Direction: Render every entry exactly as it appears.

Data extracted from a collection:
──────────────────────────────
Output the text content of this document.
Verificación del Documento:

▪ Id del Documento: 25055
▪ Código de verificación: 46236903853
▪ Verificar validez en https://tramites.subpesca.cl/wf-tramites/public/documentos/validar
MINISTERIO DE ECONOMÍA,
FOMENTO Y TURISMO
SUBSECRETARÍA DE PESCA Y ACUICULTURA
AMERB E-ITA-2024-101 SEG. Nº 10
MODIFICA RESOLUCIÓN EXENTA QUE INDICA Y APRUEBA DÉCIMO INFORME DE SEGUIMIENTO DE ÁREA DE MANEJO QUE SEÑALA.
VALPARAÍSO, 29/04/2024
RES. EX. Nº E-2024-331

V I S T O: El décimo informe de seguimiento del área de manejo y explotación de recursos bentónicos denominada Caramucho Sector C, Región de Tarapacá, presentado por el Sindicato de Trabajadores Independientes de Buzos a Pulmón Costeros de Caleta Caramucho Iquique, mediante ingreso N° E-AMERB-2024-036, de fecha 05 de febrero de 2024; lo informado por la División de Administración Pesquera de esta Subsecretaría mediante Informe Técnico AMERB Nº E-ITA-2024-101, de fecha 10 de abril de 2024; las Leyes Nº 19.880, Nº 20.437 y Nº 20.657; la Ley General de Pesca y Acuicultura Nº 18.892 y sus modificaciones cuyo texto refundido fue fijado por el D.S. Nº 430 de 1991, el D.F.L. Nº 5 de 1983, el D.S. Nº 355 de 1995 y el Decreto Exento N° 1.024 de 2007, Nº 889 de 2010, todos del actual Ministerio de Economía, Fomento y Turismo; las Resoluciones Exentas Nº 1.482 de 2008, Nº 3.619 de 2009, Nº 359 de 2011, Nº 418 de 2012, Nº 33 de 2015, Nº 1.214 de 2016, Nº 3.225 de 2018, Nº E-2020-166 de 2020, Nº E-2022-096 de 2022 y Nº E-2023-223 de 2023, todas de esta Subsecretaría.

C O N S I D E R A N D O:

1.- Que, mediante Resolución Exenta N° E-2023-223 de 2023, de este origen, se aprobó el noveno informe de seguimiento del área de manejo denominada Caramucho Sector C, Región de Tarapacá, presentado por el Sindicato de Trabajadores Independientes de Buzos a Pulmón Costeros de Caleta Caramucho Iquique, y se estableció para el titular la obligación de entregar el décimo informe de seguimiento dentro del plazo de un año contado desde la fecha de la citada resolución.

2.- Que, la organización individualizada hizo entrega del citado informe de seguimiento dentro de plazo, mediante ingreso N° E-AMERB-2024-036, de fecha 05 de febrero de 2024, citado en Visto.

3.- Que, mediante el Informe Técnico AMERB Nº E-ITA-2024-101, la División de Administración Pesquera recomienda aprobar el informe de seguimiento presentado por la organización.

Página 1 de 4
──────────────────────────────
Answer to this task:
Output the text content of this document.
Verificación del Documento:

▪ Id del Documento: 25055
▪ Código de verificación: 46236903853
▪ Verificar validez en https://tramites.subpesca.cl/wf-tramites/public/documentos/validar
MINISTERIO DE ECONOMÍA,
FOMENTO Y TURISMO
SUBSECRETARÍA DE PESCA Y ACUICULTURA
AMERB E-ITA-2024-101 SEG. Nº 10
MODIFICA RESOLUCIÓN EXENTA QUE INDICA Y APRUEBA DÉCIMO INFORME DE SEGUIMIENTO DE ÁREA DE MANEJO QUE SEÑALA.
VALPARAÍSO, 29/04/2024
RES. EX. Nº E-2024-331

V I S T O: El décimo informe de seguimiento del área de manejo y explotación de recursos bentónicos denominada Caramucho Sector C, Región de Tarapacá, presentado por el Sindicato de Trabajadores Independientes de Buzos a Pulmón Costeros de Caleta Caramucho Iquique, mediante ingreso N° E-AMERB-2024-036, de fecha 05 de febrero de 2024; lo informado por la División de Administración Pesquera de esta Subsecretaría mediante Informe Técnico AMERB Nº E-ITA-2024-101, de fecha 10 de abril de 2024; las Leyes Nº 19.880, Nº 20.437 y Nº 20.657; la Ley General de Pesca y Acuicultura Nº 18.892 y sus modificaciones cuyo texto refundido fue fijado por el D.S. Nº 430 de 1991, el D.F.L. Nº 5 de 1983, el D.S. Nº 355 de 1995 y el Decreto Exento N° 1.024 de 2007, Nº 889 de 2010, todos del actual Ministerio de Economía, Fomento y Turismo; las Resoluciones Exentas Nº 1.482 de 2008, Nº 3.619 de 2009, Nº 359 de 2011, Nº 418 de 2012, Nº 33 de 2015, Nº 1.214 de 2016, Nº 3.225 de 2018, Nº E-2020-166 de 2020, Nº E-2022-096 de 2022 y Nº E-2023-223 de 2023, todas de esta Subsecretaría.

C O N S I D E R A N D O:

1.- Que, mediante Resolución Exenta N° E-2023-223 de 2023, de este origen, se aprobó el noveno informe de seguimiento del área de manejo denominada Caramucho Sector C, Región de Tarapacá, presentado por el Sindicato de Trabajadores Independientes de Buzos a Pulmón Costeros de Caleta Caramucho Iquique, y se estableció para el titular la obligación de entregar el décimo informe de seguimiento dentro del plazo de un año contado desde la fecha de la citada resolución.

2.- Que, la organización individualizada hizo entrega del citado informe de seguimiento dentro de plazo, mediante ingreso N° E-AMERB-2024-036, de fecha 05 de febrero de 2024, citado en Visto.

3.- Que, mediante el Informe Técnico AMERB Nº E-ITA-2024-101, la División de Administración Pesquera recomienda aprobar el informe de seguimiento presentado por la organización.

Página 1 de 4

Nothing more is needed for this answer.